# TASK OBJECTIVE
From the data that follows, report how many lines hold the string "黔府办发", giving only the number.

Extracted data entries:

+-------+

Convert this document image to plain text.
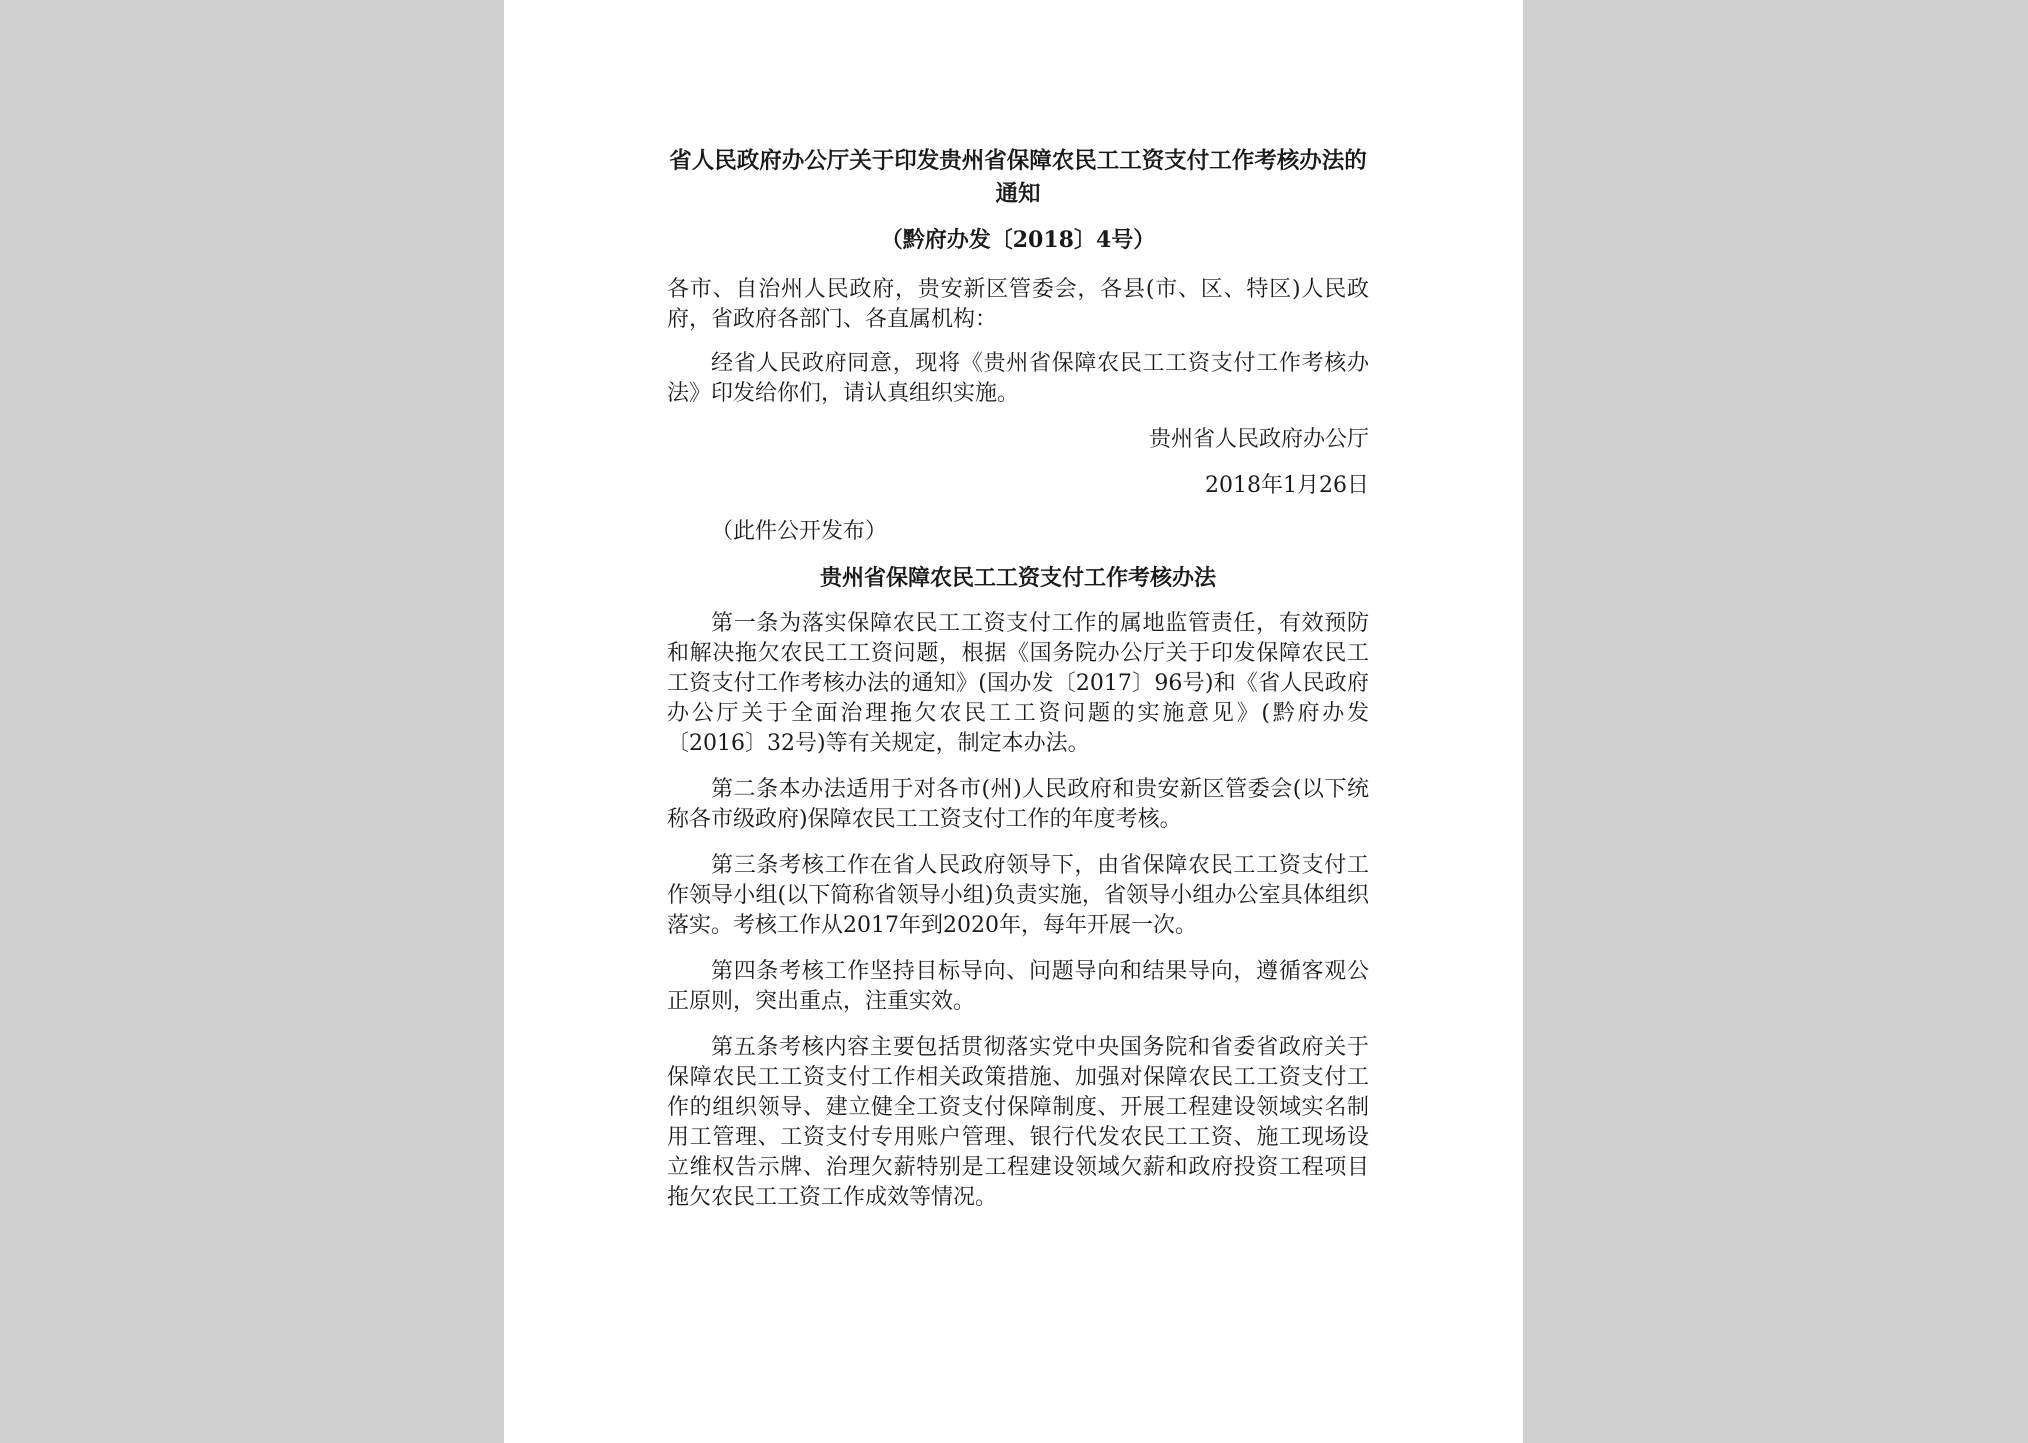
省人民政府办公厅关于印发贵州省保障农民工工资支付工作考核办法的通知

（黔府办发〔2018〕4号）

各市、自治州人民政府，贵安新区管委会，各县(市、区、特区)人民政府，省政府各部门、各直属机构：

经省人民政府同意，现将《贵州省保障农民工工资支付工作考核办法》印发给你们，请认真组织实施。

贵州省人民政府办公厅

2018年1月26日

（此件公开发布）

贵州省保障农民工工资支付工作考核办法

第一条为落实保障农民工工资支付工作的属地监管责任，有效预防和解决拖欠农民工工资问题，根据《国务院办公厅关于印发保障农民工工资支付工作考核办法的通知》(国办发〔2017〕96号)和《省人民政府办公厅关于全面治理拖欠农民工工资问题的实施意见》(黔府办发〔2016〕32号)等有关规定，制定本办法。

第二条本办法适用于对各市(州)人民政府和贵安新区管委会(以下统称各市级政府)保障农民工工资支付工作的年度考核。

第三条考核工作在省人民政府领导下，由省保障农民工工资支付工作领导小组(以下简称省领导小组)负责实施，省领导小组办公室具体组织落实。考核工作从2017年到2020年，每年开展一次。

第四条考核工作坚持目标导向、问题导向和结果导向，遵循客观公正原则，突出重点，注重实效。

第五条考核内容主要包括贯彻落实党中央国务院和省委省政府关于保障农民工工资支付工作相关政策措施、加强对保障农民工工资支付工作的组织领导、建立健全工资支付保障制度、开展工程建设领域实名制用工管理、工资支付专用账户管理、银行代发农民工工资、施工现场设立维权告示牌、治理欠薪特别是工程建设领域欠薪和政府投资工程项目拖欠农民工工资工作成效等情况。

+-------+

# CORRECT OUTPUT
2